Passage shown:
================================

How I protect my forgejo instance from AI Web Crawlers

[2025-12-21 Dim] on Yann Esposito's blog
This article describes my nginx configuration and strategy on how to prevent web crawlers from putting down my instance while still serving most people with minimal amount of friction.

TL;DR:

Put that in your nginx config:

location / {
  # needed to still allow git clone from http/https URLs
  if ($http_user_agent ~* "git/|git-lfs/") {
        set $bypass_cookie 1;
  }
  # If we see the expected cookie; we could also bypass the blocker page
  if ($cookie_Yogsototh_opens_the_door = "1") {
        set $bypass_cookie 1;
  }
  # Redirect to 418 if neither condition is met
  if ($bypass_cookie != 1) {
     add_header Content-Type text/html always;
     return 418 '<script>document.cookie = "Yogsototh_opens_the_door=1; Path=/;"; window.location.reload();</script>';
  }
  # rest of your nginx config

Preferably run a string replace from Yogsototh_opens_the_door to your own personal Cookie name.

Main advantage, is that it is almost invisible to the users of my website compartively to other solutions like Anubis.

More detail

Not so long ago I started to host my code to forgejo. There is a promise that in the future it will support federation and forgejo is the same project that is used for codeberg.

The only problem I had was one day, I discovered that my entire node was down. At first I didn't investigate and just restarted the node. But soon after a few hours, it was down again. Looking at the reason, clearly thousands of requests that looked at every commit which put too much pressure on the system. Who could be so interested in using the web API to look at every commit instead, of… you know, clone the repository locally and explore it. Quickly, yep, like so many of you, I discovered that tons of crawlers that did not respect the robots.txt are crawling my forgejo instance until death ensues.

================================

Data provided:
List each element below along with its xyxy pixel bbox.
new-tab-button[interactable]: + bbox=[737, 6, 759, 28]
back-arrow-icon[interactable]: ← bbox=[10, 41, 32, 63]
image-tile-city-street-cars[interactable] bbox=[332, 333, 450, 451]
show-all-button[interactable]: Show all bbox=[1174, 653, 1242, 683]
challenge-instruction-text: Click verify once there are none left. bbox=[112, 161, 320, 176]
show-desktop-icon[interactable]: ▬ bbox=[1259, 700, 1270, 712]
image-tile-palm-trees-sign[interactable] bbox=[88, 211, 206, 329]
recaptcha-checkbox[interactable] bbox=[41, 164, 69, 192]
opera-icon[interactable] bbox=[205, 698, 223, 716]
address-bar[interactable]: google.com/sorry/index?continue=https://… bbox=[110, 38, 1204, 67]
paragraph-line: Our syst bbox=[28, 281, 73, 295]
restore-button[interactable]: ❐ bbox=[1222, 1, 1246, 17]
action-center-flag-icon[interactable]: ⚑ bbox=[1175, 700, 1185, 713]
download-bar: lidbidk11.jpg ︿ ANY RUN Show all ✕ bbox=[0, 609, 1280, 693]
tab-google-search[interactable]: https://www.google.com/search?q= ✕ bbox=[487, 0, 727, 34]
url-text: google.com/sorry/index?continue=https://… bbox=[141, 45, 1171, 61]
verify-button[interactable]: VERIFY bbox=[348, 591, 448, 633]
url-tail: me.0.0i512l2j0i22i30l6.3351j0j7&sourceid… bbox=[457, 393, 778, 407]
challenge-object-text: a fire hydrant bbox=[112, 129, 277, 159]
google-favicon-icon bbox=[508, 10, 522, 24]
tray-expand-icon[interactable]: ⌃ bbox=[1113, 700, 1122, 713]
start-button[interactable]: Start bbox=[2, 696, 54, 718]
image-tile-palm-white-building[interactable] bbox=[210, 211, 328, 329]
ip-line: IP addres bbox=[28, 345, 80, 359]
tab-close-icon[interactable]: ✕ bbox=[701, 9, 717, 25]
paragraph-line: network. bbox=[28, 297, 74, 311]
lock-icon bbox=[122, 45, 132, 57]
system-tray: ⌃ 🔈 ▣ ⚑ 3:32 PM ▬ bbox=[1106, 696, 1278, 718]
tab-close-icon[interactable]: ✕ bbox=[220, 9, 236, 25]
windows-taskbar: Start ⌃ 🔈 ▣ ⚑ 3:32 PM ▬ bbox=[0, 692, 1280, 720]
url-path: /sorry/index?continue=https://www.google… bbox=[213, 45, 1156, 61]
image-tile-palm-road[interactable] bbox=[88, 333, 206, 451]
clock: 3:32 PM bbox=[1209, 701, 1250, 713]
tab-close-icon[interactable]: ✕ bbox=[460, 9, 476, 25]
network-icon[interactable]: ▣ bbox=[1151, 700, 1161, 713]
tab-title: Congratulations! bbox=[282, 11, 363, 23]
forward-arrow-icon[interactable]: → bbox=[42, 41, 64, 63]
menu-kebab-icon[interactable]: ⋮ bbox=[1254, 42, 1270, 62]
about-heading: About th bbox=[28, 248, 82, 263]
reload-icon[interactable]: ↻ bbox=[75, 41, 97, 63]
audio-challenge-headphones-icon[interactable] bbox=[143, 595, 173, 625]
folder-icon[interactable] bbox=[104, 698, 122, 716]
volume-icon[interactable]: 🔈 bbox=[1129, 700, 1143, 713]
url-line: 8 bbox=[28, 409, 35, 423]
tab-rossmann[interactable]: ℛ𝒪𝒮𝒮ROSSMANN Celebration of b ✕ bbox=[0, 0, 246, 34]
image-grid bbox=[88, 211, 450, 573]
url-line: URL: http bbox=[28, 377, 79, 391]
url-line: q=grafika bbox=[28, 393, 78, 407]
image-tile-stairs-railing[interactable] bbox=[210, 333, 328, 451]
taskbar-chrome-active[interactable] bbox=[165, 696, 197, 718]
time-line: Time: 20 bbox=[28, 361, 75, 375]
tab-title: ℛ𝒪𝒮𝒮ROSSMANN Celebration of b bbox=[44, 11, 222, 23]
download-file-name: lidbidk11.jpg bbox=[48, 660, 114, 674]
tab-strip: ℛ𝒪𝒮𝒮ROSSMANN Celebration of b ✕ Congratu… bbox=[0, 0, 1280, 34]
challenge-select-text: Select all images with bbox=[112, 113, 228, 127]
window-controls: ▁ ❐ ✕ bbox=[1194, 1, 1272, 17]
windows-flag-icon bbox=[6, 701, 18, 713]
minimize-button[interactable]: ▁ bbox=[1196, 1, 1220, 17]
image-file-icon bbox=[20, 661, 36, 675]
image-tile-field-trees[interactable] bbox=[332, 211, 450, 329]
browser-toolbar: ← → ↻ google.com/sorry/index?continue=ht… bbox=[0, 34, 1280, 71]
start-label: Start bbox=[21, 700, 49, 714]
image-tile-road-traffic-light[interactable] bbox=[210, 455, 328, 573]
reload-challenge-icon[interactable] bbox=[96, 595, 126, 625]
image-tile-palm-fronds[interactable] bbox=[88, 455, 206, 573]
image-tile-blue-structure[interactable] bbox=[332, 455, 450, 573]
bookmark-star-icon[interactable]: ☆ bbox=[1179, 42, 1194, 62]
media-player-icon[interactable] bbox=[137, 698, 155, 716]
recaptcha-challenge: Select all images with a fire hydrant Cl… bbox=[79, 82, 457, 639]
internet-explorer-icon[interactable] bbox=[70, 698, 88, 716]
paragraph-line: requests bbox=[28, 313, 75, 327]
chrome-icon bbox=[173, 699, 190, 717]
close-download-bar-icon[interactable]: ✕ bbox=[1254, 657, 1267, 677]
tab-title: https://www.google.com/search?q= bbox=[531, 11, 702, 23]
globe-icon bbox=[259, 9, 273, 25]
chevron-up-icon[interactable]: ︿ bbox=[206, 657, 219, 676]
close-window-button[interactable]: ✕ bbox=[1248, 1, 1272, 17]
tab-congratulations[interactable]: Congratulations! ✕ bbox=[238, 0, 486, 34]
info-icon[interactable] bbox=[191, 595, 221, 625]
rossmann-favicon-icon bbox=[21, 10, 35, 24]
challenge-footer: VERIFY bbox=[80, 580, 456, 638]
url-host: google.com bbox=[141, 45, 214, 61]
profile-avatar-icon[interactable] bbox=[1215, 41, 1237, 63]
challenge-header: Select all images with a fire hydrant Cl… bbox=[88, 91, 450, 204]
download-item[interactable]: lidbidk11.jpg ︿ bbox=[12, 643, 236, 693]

================================

Task instructions: Extend the blog post on shielding a forgejo instance from AI web crawlers, starting after its last sentence. These lines are drawn from a different source than the blog post.

Task response:
So I had no choice, I first used a radical approach and blocked my website entirely except from me. But hey, why having a public forge if not for people to be able to look into it time to time?

I then installed Anubis, but it wasn't really for me. It is way too heavy for my needs, not as easy as I would have hoped to configure and install.

Then I saw this article You don't need anubis on lobste.rs using a simple configuration in caddy that should block these pesky crawlers. I made some adjustments to adapt it to nginx. For now, this is working perfectly well, my users are just redirected once, without really noticing it. And they could use forgejo as they could before. And this puts the crawlers away.

The strategy is pretty basic; in fact, a lot less advanced than the strategy adopted by Anubis. For every access of my website, I just check if the user has a specific cookie set. If not, I redirect the user to a 418 HTML page containing some js code to execute that set this specific cookie and reload the page.

That's it.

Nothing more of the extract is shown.